-- BEGIN DATA TO USE --

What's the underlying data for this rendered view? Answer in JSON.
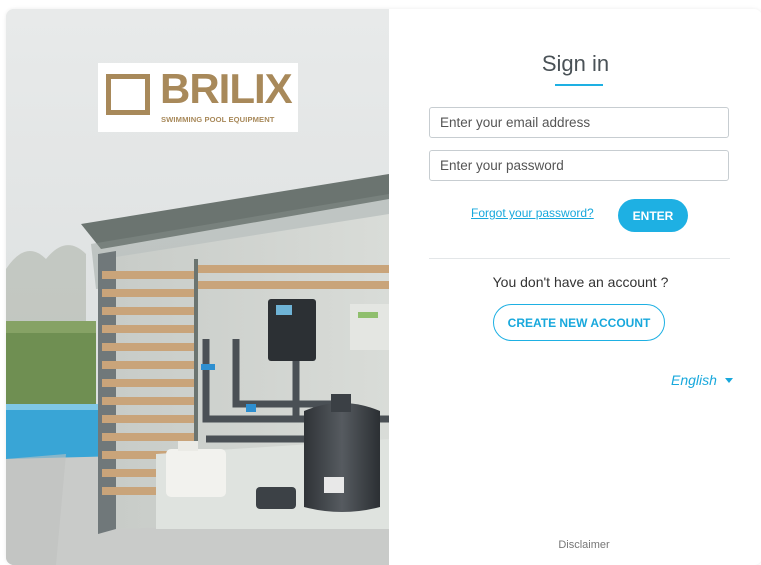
{
  "brand": {
    "name": "BRILIX",
    "tagline": "SWIMMING POOL EQUIPMENT",
    "color": "#a8895a"
  },
  "signin": {
    "title": "Sign in",
    "email_placeholder": "Enter your email address",
    "password_placeholder": "Enter your password",
    "forgot_label": "Forgot your password?",
    "enter_label": "ENTER"
  },
  "account": {
    "prompt": "You don't have an account ?",
    "create_label": "CREATE NEW ACCOUNT"
  },
  "language": {
    "selected": "English",
    "icon": "caret-down-icon"
  },
  "footer": {
    "disclaimer": "Disclaimer"
  },
  "colors": {
    "accent": "#1eb0e3",
    "text": "#333333"
  }
}
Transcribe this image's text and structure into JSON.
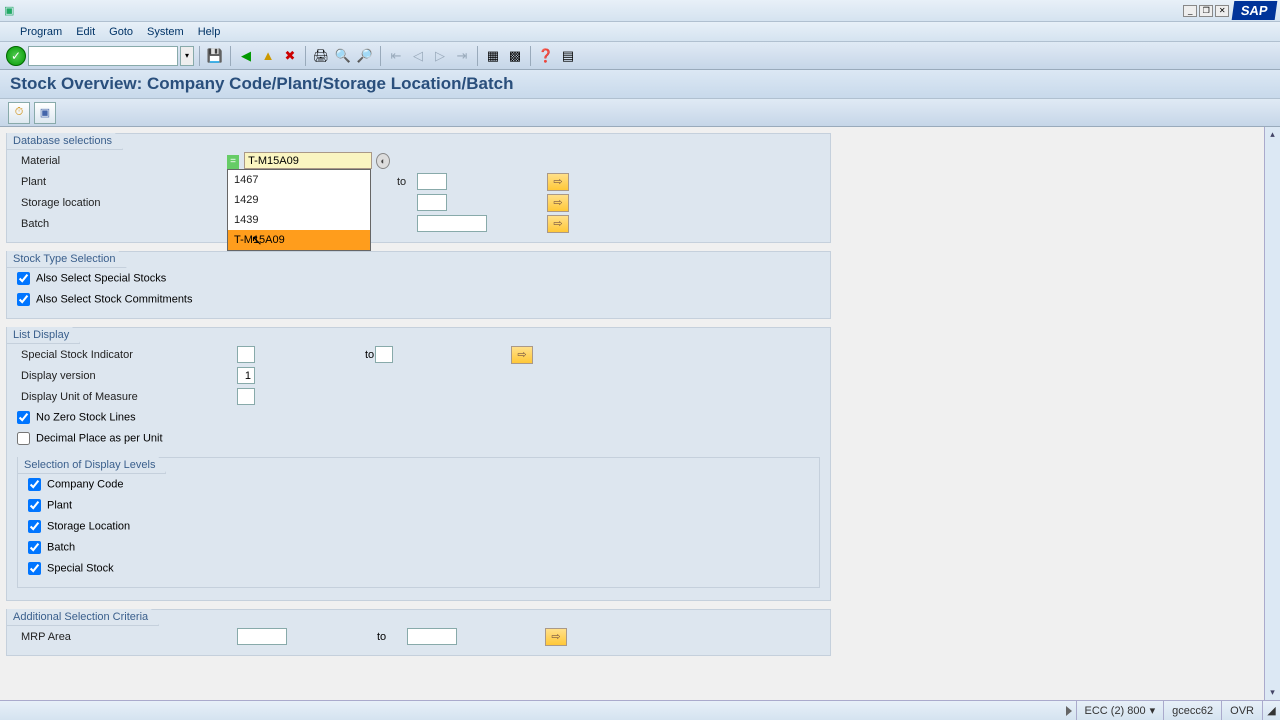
{
  "menu": {
    "program": "Program",
    "edit": "Edit",
    "goto": "Goto",
    "system": "System",
    "help": "Help"
  },
  "page_title": "Stock Overview: Company Code/Plant/Storage Location/Batch",
  "db_sel": {
    "title": "Database selections",
    "material_lbl": "Material",
    "plant_lbl": "Plant",
    "storage_lbl": "Storage location",
    "batch_lbl": "Batch",
    "to": "to",
    "material_value": "T-M15A09",
    "dropdown": [
      "1467",
      "1429",
      "1439",
      "T-M15A09"
    ]
  },
  "stock_type": {
    "title": "Stock Type Selection",
    "special": "Also Select Special Stocks",
    "commit": "Also Select Stock Commitments"
  },
  "list_disp": {
    "title": "List Display",
    "ssi": "Special Stock Indicator",
    "to": "to",
    "dv": "Display version",
    "dv_val": "1",
    "uom": "Display Unit of Measure",
    "nz": "No Zero Stock Lines",
    "dec": "Decimal Place as per Unit",
    "sel_levels": "Selection of Display Levels",
    "cc": "Company Code",
    "plant": "Plant",
    "sl": "Storage Location",
    "batch": "Batch",
    "ss": "Special Stock"
  },
  "add_crit": {
    "title": "Additional Selection Criteria",
    "mrp": "MRP Area",
    "to": "to"
  },
  "status": {
    "system": "ECC (2) 800",
    "server": "gcecc62",
    "mode": "OVR"
  }
}
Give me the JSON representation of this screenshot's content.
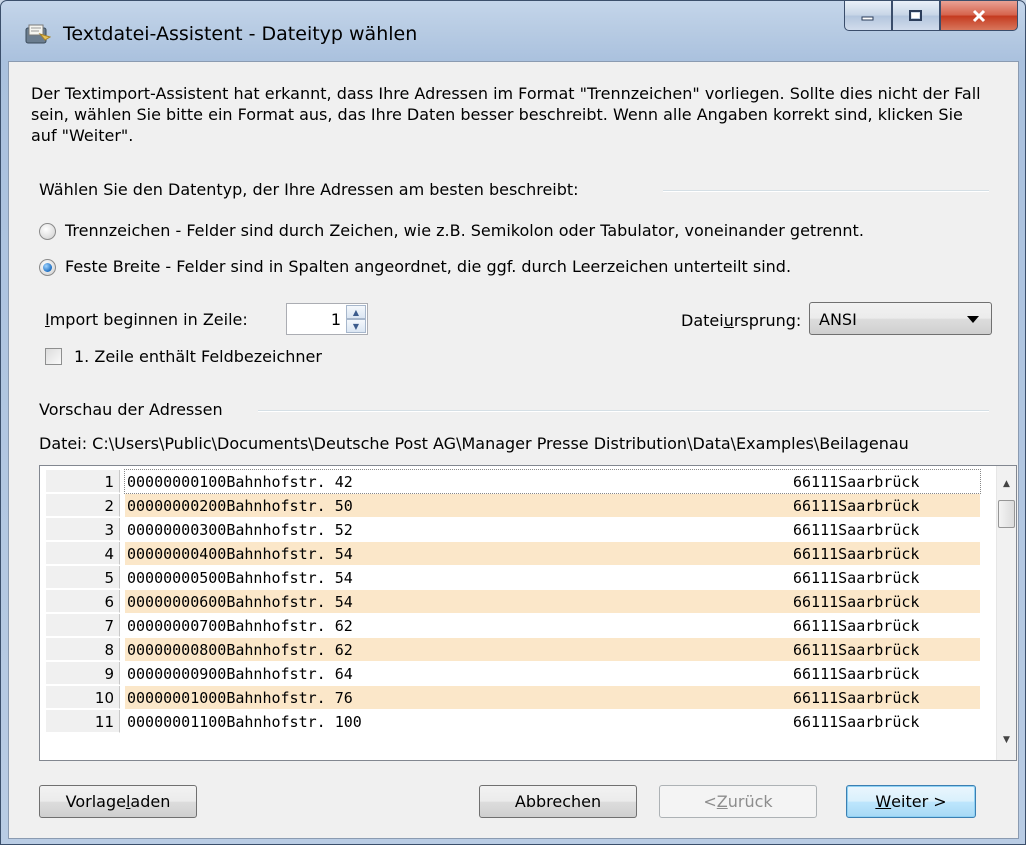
{
  "window": {
    "title": "Textdatei-Assistent - Dateityp wählen"
  },
  "intro_text": "Der Textimport-Assistent hat erkannt, dass Ihre Adressen im Format \"Trennzeichen\" vorliegen. Sollte dies nicht der Fall sein, wählen Sie bitte ein Format aus, das Ihre Daten besser beschreibt. Wenn alle Angaben korrekt sind, klicken Sie auf \"Weiter\".",
  "datatype_group": {
    "title": "Wählen Sie den Datentyp, der Ihre Adressen am besten beschreibt:",
    "options": [
      {
        "label": "Trennzeichen - Felder sind durch Zeichen, wie z.B. Semikolon oder Tabulator, voneinander getrennt.",
        "checked": false
      },
      {
        "label": "Feste Breite - Felder sind in Spalten angeordnet, die ggf. durch Leerzeichen unterteilt sind.",
        "checked": true
      }
    ]
  },
  "import_start": {
    "label_pre": "",
    "label_accel": "I",
    "label_post": "mport beginnen in Zeile:",
    "value": "1"
  },
  "origin": {
    "label_pre": "Datei",
    "label_accel": "u",
    "label_post": "rsprung:",
    "value": "ANSI"
  },
  "header_checkbox": {
    "label": "1. Zeile enthält Feldbezeichner",
    "checked": false
  },
  "preview": {
    "title": "Vorschau der Adressen",
    "file_path": "Datei: C:\\Users\\Public\\Documents\\Deutsche Post AG\\Manager Presse Distribution\\Data\\Examples\\Beilagenau",
    "rows": [
      {
        "num": "1",
        "col1": "00000000100Bahnhofstr. 42",
        "col2": "66111Saarbrück"
      },
      {
        "num": "2",
        "col1": "00000000200Bahnhofstr. 50",
        "col2": "66111Saarbrück"
      },
      {
        "num": "3",
        "col1": "00000000300Bahnhofstr. 52",
        "col2": "66111Saarbrück"
      },
      {
        "num": "4",
        "col1": "00000000400Bahnhofstr. 54",
        "col2": "66111Saarbrück"
      },
      {
        "num": "5",
        "col1": "00000000500Bahnhofstr. 54",
        "col2": "66111Saarbrück"
      },
      {
        "num": "6",
        "col1": "00000000600Bahnhofstr. 54",
        "col2": "66111Saarbrück"
      },
      {
        "num": "7",
        "col1": "00000000700Bahnhofstr. 62",
        "col2": "66111Saarbrück"
      },
      {
        "num": "8",
        "col1": "00000000800Bahnhofstr. 62",
        "col2": "66111Saarbrück"
      },
      {
        "num": "9",
        "col1": "00000000900Bahnhofstr. 64",
        "col2": "66111Saarbrück"
      },
      {
        "num": "10",
        "col1": "00000001000Bahnhofstr. 76",
        "col2": "66111Saarbrück"
      },
      {
        "num": "11",
        "col1": "00000001100Bahnhofstr. 100",
        "col2": "66111Saarbrück"
      }
    ]
  },
  "buttons": {
    "load_template_pre": "Vorlage ",
    "load_template_accel": "l",
    "load_template_post": "aden",
    "cancel": "Abbrechen",
    "back_pre": "< ",
    "back_accel": "Z",
    "back_post": "urück",
    "next_pre": "",
    "next_accel": "W",
    "next_post": "eiter >"
  },
  "colors": {
    "alt_row": "#fbe7c9",
    "default_button_border": "#3c7fb1"
  }
}
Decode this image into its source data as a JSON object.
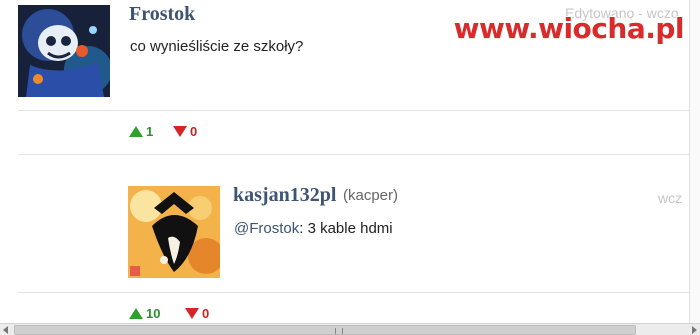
{
  "watermark": "www.wiocha.pl",
  "comments": [
    {
      "username": "Frostok",
      "text": "co wynieśliście ze szkoły?",
      "edited_label": "Edytowano",
      "time_fragment": "wczo",
      "upvotes": "1",
      "downvotes": "0"
    },
    {
      "username": "kasjan132pl",
      "display_name": "(kacper)",
      "mention": "@Frostok",
      "text": ": 3 kable hdmi",
      "time_fragment": "wcz",
      "upvotes": "10",
      "downvotes": "0"
    }
  ],
  "icons": {
    "upvote": "triangle-up-icon",
    "downvote": "triangle-down-icon"
  },
  "colors": {
    "username": "#3d5473",
    "upvote": "#2ea02e",
    "downvote": "#d42626",
    "watermark": "#d92b2b"
  }
}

-- END DATA TO USE --

*TO DO*
Copy the material exactly. Do not include the pictures.

*TASK ANSWER*
What's the underlying data for this rendered view? Answer in JSON.
{
  "brand": {
    "name": "BRILIX",
    "tagline": "SWIMMING POOL EQUIPMENT",
    "color": "#a8895a"
  },
  "signin": {
    "title": "Sign in",
    "email_placeholder": "Enter your email address",
    "password_placeholder": "Enter your password",
    "forgot_label": "Forgot your password?",
    "enter_label": "ENTER"
  },
  "account": {
    "prompt": "You don't have an account ?",
    "create_label": "CREATE NEW ACCOUNT"
  },
  "language": {
    "selected": "English",
    "icon": "caret-down-icon"
  },
  "footer": {
    "disclaimer": "Disclaimer"
  },
  "colors": {
    "accent": "#1eb0e3",
    "text": "#333333"
  }
}
Transcribe this image's text and structure into JSON.
{
  "menu": {
    "program": "Program",
    "edit": "Edit",
    "goto": "Goto",
    "system": "System",
    "help": "Help"
  },
  "page_title": "Stock Overview: Company Code/Plant/Storage Location/Batch",
  "db_sel": {
    "title": "Database selections",
    "material_lbl": "Material",
    "plant_lbl": "Plant",
    "storage_lbl": "Storage location",
    "batch_lbl": "Batch",
    "to": "to",
    "material_value": "T-M15A09",
    "dropdown": [
      "1467",
      "1429",
      "1439",
      "T-M15A09"
    ]
  },
  "stock_type": {
    "title": "Stock Type Selection",
    "special": "Also Select Special Stocks",
    "commit": "Also Select Stock Commitments"
  },
  "list_disp": {
    "title": "List Display",
    "ssi": "Special Stock Indicator",
    "to": "to",
    "dv": "Display version",
    "dv_val": "1",
    "uom": "Display Unit of Measure",
    "nz": "No Zero Stock Lines",
    "dec": "Decimal Place as per Unit",
    "sel_levels": "Selection of Display Levels",
    "cc": "Company Code",
    "plant": "Plant",
    "sl": "Storage Location",
    "batch": "Batch",
    "ss": "Special Stock"
  },
  "add_crit": {
    "title": "Additional Selection Criteria",
    "mrp": "MRP Area",
    "to": "to"
  },
  "status": {
    "system": "ECC (2) 800",
    "server": "gcecc62",
    "mode": "OVR"
  }
}
Give me the JSON representation of this screenshot's content.
{
  "window": {
    "title": "Textdatei-Assistent - Dateityp wählen"
  },
  "intro_text": "Der Textimport-Assistent hat erkannt, dass Ihre Adressen im Format \"Trennzeichen\" vorliegen. Sollte dies nicht der Fall sein, wählen Sie bitte ein Format aus, das Ihre Daten besser beschreibt. Wenn alle Angaben korrekt sind, klicken Sie auf \"Weiter\".",
  "datatype_group": {
    "title": "Wählen Sie den Datentyp, der Ihre Adressen am besten beschreibt:",
    "options": [
      {
        "label": "Trennzeichen - Felder sind durch Zeichen, wie z.B. Semikolon oder Tabulator, voneinander getrennt.",
        "checked": false
      },
      {
        "label": "Feste Breite - Felder sind in Spalten angeordnet, die ggf. durch Leerzeichen unterteilt sind.",
        "checked": true
      }
    ]
  },
  "import_start": {
    "label_pre": "",
    "label_accel": "I",
    "label_post": "mport beginnen in Zeile:",
    "value": "1"
  },
  "origin": {
    "label_pre": "Datei",
    "label_accel": "u",
    "label_post": "rsprung:",
    "value": "ANSI"
  },
  "header_checkbox": {
    "label": "1. Zeile enthält Feldbezeichner",
    "checked": false
  },
  "preview": {
    "title": "Vorschau der Adressen",
    "file_path": "Datei: C:\\Users\\Public\\Documents\\Deutsche Post AG\\Manager Presse Distribution\\Data\\Examples\\Beilagenau",
    "rows": [
      {
        "num": "1",
        "col1": "00000000100Bahnhofstr. 42",
        "col2": "66111Saarbrück"
      },
      {
        "num": "2",
        "col1": "00000000200Bahnhofstr. 50",
        "col2": "66111Saarbrück"
      },
      {
        "num": "3",
        "col1": "00000000300Bahnhofstr. 52",
        "col2": "66111Saarbrück"
      },
      {
        "num": "4",
        "col1": "00000000400Bahnhofstr. 54",
        "col2": "66111Saarbrück"
      },
      {
        "num": "5",
        "col1": "00000000500Bahnhofstr. 54",
        "col2": "66111Saarbrück"
      },
      {
        "num": "6",
        "col1": "00000000600Bahnhofstr. 54",
        "col2": "66111Saarbrück"
      },
      {
        "num": "7",
        "col1": "00000000700Bahnhofstr. 62",
        "col2": "66111Saarbrück"
      },
      {
        "num": "8",
        "col1": "00000000800Bahnhofstr. 62",
        "col2": "66111Saarbrück"
      },
      {
        "num": "9",
        "col1": "00000000900Bahnhofstr. 64",
        "col2": "66111Saarbrück"
      },
      {
        "num": "10",
        "col1": "00000001000Bahnhofstr. 76",
        "col2": "66111Saarbrück"
      },
      {
        "num": "11",
        "col1": "00000001100Bahnhofstr. 100",
        "col2": "66111Saarbrück"
      }
    ]
  },
  "buttons": {
    "load_template_pre": "Vorlage ",
    "load_template_accel": "l",
    "load_template_post": "aden",
    "cancel": "Abbrechen",
    "back_pre": "< ",
    "back_accel": "Z",
    "back_post": "urück",
    "next_pre": "",
    "next_accel": "W",
    "next_post": "eiter >"
  },
  "colors": {
    "alt_row": "#fbe7c9",
    "default_button_border": "#3c7fb1"
  }
}
Decode this image into its source data as a JSON object.
{
  "watermark": "www.wiocha.pl",
  "comments": [
    {
      "username": "Frostok",
      "text": "co wynieśliście ze szkoły?",
      "edited_label": "Edytowano",
      "time_fragment": "wczo",
      "upvotes": "1",
      "downvotes": "0"
    },
    {
      "username": "kasjan132pl",
      "display_name": "(kacper)",
      "mention": "@Frostok",
      "text": ": 3 kable hdmi",
      "time_fragment": "wcz",
      "upvotes": "10",
      "downvotes": "0"
    }
  ],
  "icons": {
    "upvote": "triangle-up-icon",
    "downvote": "triangle-down-icon"
  },
  "colors": {
    "username": "#3d5473",
    "upvote": "#2ea02e",
    "downvote": "#d42626",
    "watermark": "#d92b2b"
  }
}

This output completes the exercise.